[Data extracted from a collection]
——
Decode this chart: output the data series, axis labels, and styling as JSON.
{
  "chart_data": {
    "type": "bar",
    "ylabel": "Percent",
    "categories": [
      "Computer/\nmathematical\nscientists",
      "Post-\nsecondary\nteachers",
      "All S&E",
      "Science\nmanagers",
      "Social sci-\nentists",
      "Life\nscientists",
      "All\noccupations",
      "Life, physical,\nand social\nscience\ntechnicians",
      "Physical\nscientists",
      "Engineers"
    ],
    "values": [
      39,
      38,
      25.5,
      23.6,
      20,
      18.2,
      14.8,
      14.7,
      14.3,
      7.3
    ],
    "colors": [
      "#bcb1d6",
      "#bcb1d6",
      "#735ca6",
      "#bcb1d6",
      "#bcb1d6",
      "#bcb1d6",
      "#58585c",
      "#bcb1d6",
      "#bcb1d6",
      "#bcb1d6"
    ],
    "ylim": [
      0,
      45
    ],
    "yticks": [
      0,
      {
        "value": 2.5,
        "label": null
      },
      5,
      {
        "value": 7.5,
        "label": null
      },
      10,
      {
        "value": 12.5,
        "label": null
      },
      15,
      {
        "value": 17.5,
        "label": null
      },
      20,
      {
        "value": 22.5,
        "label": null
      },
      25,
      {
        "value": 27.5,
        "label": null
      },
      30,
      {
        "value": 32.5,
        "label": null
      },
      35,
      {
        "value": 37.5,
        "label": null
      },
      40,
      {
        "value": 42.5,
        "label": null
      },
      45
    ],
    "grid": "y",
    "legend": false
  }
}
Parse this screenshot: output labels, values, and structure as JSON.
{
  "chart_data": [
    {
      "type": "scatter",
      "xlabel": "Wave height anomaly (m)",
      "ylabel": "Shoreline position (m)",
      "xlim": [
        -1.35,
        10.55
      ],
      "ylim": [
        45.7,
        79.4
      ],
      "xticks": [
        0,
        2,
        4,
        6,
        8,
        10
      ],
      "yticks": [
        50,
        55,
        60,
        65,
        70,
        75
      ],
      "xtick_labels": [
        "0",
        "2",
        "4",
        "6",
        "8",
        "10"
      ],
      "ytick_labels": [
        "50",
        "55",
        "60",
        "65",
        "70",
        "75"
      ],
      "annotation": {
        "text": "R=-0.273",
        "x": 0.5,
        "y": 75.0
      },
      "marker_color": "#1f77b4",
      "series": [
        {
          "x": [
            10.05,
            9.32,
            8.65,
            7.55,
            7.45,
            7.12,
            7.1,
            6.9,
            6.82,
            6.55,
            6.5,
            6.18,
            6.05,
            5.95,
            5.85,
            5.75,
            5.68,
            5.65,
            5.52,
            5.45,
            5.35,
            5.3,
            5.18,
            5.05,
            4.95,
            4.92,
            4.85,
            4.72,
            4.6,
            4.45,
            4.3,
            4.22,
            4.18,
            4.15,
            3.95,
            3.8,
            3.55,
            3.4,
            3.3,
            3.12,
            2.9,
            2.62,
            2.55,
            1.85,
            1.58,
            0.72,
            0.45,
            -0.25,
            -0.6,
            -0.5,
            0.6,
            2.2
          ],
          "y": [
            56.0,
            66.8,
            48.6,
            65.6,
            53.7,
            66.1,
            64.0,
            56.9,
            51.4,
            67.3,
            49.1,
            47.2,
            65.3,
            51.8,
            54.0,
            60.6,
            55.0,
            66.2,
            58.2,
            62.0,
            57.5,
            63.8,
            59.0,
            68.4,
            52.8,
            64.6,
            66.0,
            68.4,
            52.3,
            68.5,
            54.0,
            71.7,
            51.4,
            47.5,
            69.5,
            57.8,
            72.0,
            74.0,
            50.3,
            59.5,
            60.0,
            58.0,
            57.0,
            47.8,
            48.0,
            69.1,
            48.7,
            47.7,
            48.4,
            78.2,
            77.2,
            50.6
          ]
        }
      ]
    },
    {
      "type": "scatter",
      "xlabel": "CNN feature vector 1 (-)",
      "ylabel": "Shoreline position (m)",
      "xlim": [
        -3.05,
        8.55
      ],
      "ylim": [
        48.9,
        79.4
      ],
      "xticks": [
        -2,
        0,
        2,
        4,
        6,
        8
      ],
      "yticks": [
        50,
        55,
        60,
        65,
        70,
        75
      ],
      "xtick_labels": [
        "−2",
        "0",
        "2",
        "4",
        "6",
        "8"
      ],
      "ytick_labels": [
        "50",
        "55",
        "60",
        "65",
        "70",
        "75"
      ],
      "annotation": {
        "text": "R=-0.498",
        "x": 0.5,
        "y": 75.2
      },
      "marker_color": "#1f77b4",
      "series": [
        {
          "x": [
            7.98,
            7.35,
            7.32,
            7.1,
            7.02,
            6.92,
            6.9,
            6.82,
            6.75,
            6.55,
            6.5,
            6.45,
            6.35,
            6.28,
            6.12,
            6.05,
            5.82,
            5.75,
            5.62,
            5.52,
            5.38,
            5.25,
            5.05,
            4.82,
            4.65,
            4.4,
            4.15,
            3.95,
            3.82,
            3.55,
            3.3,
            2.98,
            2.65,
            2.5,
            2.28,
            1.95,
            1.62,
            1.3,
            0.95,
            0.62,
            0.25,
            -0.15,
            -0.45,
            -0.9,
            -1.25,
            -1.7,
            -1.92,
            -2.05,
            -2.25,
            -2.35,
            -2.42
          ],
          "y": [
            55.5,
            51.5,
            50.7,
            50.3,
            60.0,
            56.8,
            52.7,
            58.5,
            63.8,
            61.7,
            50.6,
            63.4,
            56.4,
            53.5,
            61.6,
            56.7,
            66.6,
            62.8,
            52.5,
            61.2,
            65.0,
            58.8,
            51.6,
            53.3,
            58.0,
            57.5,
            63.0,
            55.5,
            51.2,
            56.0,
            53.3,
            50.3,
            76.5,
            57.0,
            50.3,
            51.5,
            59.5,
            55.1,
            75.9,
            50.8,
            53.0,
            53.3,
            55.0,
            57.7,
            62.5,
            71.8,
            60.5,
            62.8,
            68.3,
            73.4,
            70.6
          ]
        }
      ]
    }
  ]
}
——
Say the number of lines in the listing that hold "output", with no added words.

2